Instruction:
Output the records exactly as they appear, with no pictures included.

Supplied records:
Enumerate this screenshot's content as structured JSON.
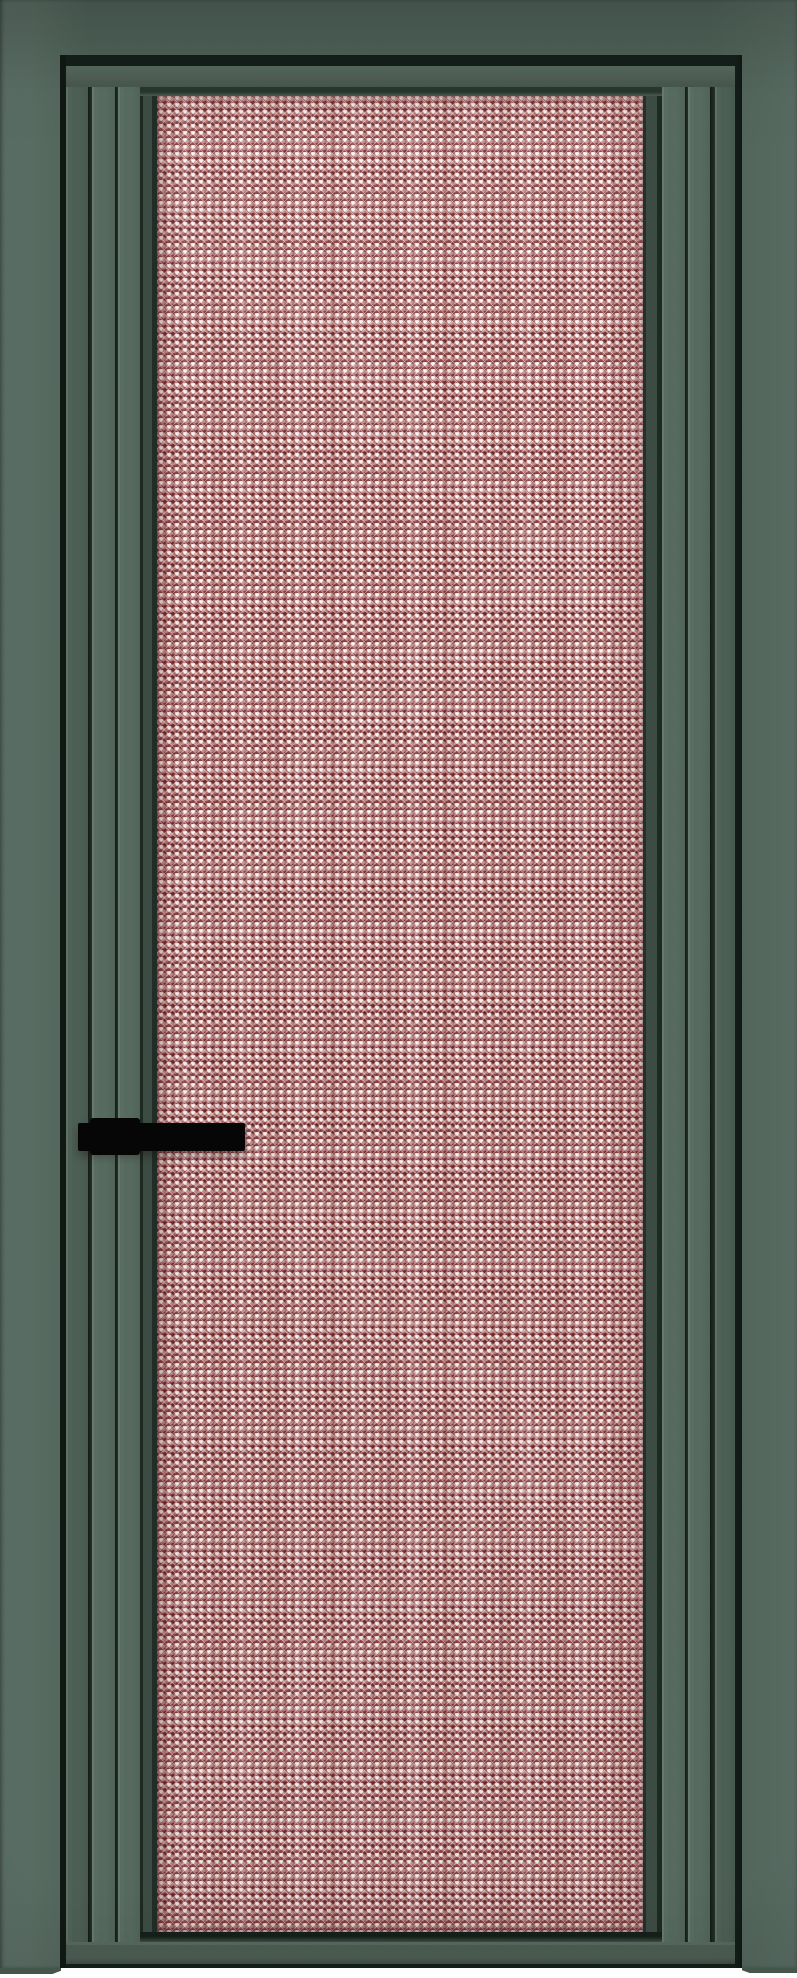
{
  "meta": {
    "description": "Product render of an interior door: dark sage-green aluminium casing and door leaf with fluted (grooved) stiles, a large glazed panel of red-pink prismatic diamond-faceted textured glass, a black lever handle on the left stile, and a thin white floor strip at the bottom. No visible text anywhere in the image.",
    "visible_text": []
  },
  "colors": {
    "casing": "#4f6359",
    "casing_light": "#5b6f64",
    "casing_dark": "#44554c",
    "groove": "#131d18",
    "leaf": "#50645a",
    "band_light": "#566a5f",
    "band_dark": "#4c5f55",
    "rail": "#4b5d53",
    "chamfer": "#3c4c43",
    "chamfer_dark": "#1c2822",
    "glass_base": "#bb7e7e",
    "glass_highlight": "#eedcdc",
    "glass_mid": "#c68c8c",
    "glass_mid2": "#b17070",
    "glass_dark": "#8d4040",
    "glass_deep": "#6e2a2a",
    "handle": "#060606",
    "floor": "#ffffff"
  },
  "glass_pattern": {
    "type": "prismatic-diamond-facet",
    "cell_width_px": 8,
    "cell_height_px": 7,
    "effects": [
      "white sparkle glints",
      "dark red facet dots",
      "vertical moire streaks",
      "edge vignette"
    ]
  },
  "parts": {
    "frame": "door casing frame (top, left, right)",
    "leaf": "door leaf with three fluted bands per stile",
    "glass": "textured glass panel",
    "handle": "black lever handle with rectangular base, left side",
    "floor": "white floor strip under door"
  }
}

Exercise result:
Enumerate this screenshot's content as structured JSON.
{
  "meta": {
    "description": "Product render of an interior door: dark sage-green aluminium casing and door leaf with fluted (grooved) stiles, a large glazed panel of red-pink prismatic diamond-faceted textured glass, a black lever handle on the left stile, and a thin white floor strip at the bottom. No visible text anywhere in the image.",
    "visible_text": []
  },
  "colors": {
    "casing": "#4f6359",
    "casing_light": "#5b6f64",
    "casing_dark": "#44554c",
    "groove": "#131d18",
    "leaf": "#50645a",
    "band_light": "#566a5f",
    "band_dark": "#4c5f55",
    "rail": "#4b5d53",
    "chamfer": "#3c4c43",
    "chamfer_dark": "#1c2822",
    "glass_base": "#bb7e7e",
    "glass_highlight": "#eedcdc",
    "glass_mid": "#c68c8c",
    "glass_mid2": "#b17070",
    "glass_dark": "#8d4040",
    "glass_deep": "#6e2a2a",
    "handle": "#060606",
    "floor": "#ffffff"
  },
  "glass_pattern": {
    "type": "prismatic-diamond-facet",
    "cell_width_px": 8,
    "cell_height_px": 7,
    "effects": [
      "white sparkle glints",
      "dark red facet dots",
      "vertical moire streaks",
      "edge vignette"
    ]
  },
  "parts": {
    "frame": "door casing frame (top, left, right)",
    "leaf": "door leaf with three fluted bands per stile",
    "glass": "textured glass panel",
    "handle": "black lever handle with rectangular base, left side",
    "floor": "white floor strip under door"
  }
}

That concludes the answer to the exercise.